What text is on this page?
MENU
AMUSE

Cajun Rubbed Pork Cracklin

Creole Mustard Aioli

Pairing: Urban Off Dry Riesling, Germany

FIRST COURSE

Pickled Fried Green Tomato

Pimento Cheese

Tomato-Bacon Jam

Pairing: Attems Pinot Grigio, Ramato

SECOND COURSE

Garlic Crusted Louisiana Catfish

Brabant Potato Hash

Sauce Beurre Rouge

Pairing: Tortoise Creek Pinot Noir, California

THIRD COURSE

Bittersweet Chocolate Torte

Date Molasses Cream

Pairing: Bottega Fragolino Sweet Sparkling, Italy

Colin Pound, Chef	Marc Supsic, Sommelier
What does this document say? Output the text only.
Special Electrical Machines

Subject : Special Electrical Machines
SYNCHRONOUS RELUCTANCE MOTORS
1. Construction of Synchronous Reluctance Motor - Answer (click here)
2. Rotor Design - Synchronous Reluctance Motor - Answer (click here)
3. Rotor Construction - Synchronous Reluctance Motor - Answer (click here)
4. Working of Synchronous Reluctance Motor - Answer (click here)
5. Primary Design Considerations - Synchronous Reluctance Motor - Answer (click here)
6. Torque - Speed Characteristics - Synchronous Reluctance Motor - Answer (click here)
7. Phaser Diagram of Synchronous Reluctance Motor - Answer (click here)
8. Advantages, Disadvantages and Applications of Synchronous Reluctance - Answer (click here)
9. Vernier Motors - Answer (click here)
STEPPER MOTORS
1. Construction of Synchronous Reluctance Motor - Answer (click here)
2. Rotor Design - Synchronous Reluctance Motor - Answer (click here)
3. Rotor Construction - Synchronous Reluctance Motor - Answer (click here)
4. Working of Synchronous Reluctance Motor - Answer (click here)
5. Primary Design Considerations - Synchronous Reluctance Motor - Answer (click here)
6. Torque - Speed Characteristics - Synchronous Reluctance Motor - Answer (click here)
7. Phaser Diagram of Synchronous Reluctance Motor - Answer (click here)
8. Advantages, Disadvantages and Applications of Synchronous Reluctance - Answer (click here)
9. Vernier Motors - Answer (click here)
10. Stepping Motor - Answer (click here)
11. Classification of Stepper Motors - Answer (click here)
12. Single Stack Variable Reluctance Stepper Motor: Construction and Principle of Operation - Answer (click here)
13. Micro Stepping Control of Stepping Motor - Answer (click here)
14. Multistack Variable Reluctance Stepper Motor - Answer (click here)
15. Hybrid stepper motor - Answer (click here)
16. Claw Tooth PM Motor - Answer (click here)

GOAL OF THE EXERCISE:
All entries must be repeated verbatim.

FINISHED ANSWER:
What text is on this page?
MENU
AMUSE

Cajun Rubbed Pork Cracklin

Creole Mustard Aioli

Pairing: Urban Off Dry Riesling, Germany

FIRST COURSE

Pickled Fried Green Tomato

Pimento Cheese

Tomato-Bacon Jam

Pairing: Attems Pinot Grigio, Ramato

SECOND COURSE

Garlic Crusted Louisiana Catfish

Brabant Potato Hash

Sauce Beurre Rouge

Pairing: Tortoise Creek Pinot Noir, California

THIRD COURSE

Bittersweet Chocolate Torte

Date Molasses Cream

Pairing: Bottega Fragolino Sweet Sparkling, Italy

Colin Pound, Chef	Marc Supsic, Sommelier
What does this document say? Output the text only.
Special Electrical Machines

Subject : Special Electrical Machines
SYNCHRONOUS RELUCTANCE MOTORS
1. Construction of Synchronous Reluctance Motor - Answer (click here)
2. Rotor Design - Synchronous Reluctance Motor - Answer (click here)
3. Rotor Construction - Synchronous Reluctance Motor - Answer (click here)
4. Working of Synchronous Reluctance Motor - Answer (click here)
5. Primary Design Considerations - Synchronous Reluctance Motor - Answer (click here)
6. Torque - Speed Characteristics - Synchronous Reluctance Motor - Answer (click here)
7. Phaser Diagram of Synchronous Reluctance Motor - Answer (click here)
8. Advantages, Disadvantages and Applications of Synchronous Reluctance - Answer (click here)
9. Vernier Motors - Answer (click here)
STEPPER MOTORS
1. Construction of Synchronous Reluctance Motor - Answer (click here)
2. Rotor Design - Synchronous Reluctance Motor - Answer (click here)
3. Rotor Construction - Synchronous Reluctance Motor - Answer (click here)
4. Working of Synchronous Reluctance Motor - Answer (click here)
5. Primary Design Considerations - Synchronous Reluctance Motor - Answer (click here)
6. Torque - Speed Characteristics - Synchronous Reluctance Motor - Answer (click here)
7. Phaser Diagram of Synchronous Reluctance Motor - Answer (click here)
8. Advantages, Disadvantages and Applications of Synchronous Reluctance - Answer (click here)
9. Vernier Motors - Answer (click here)
10. Stepping Motor - Answer (click here)
11. Classification of Stepper Motors - Answer (click here)
12. Single Stack Variable Reluctance Stepper Motor: Construction and Principle of Operation - Answer (click here)
13. Micro Stepping Control of Stepping Motor - Answer (click here)
14. Multistack Variable Reluctance Stepper Motor - Answer (click here)
15. Hybrid stepper motor - Answer (click here)
16. Claw Tooth PM Motor - Answer (click here)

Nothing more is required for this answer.